*Task*
Report the number of lines in the entries below that include the word "name", and nothing else.

(Some records)
--- BEGIN ---

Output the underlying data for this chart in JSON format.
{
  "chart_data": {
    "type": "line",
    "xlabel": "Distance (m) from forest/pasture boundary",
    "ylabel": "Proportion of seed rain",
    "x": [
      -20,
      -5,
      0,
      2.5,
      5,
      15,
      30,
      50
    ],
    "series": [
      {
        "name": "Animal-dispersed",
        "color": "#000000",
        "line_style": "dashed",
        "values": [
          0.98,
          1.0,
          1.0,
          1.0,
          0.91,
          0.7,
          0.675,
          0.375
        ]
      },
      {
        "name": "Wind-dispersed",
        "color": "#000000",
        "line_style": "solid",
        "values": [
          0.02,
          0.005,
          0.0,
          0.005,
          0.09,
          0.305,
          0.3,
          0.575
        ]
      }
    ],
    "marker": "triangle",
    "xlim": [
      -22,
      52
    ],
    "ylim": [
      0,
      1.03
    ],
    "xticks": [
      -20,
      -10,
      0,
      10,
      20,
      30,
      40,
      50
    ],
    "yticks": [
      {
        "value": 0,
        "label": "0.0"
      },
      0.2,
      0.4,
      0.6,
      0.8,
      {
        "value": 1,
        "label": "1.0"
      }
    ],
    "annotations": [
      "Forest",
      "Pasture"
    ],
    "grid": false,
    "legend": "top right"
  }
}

--- END ---

*Task solution*
2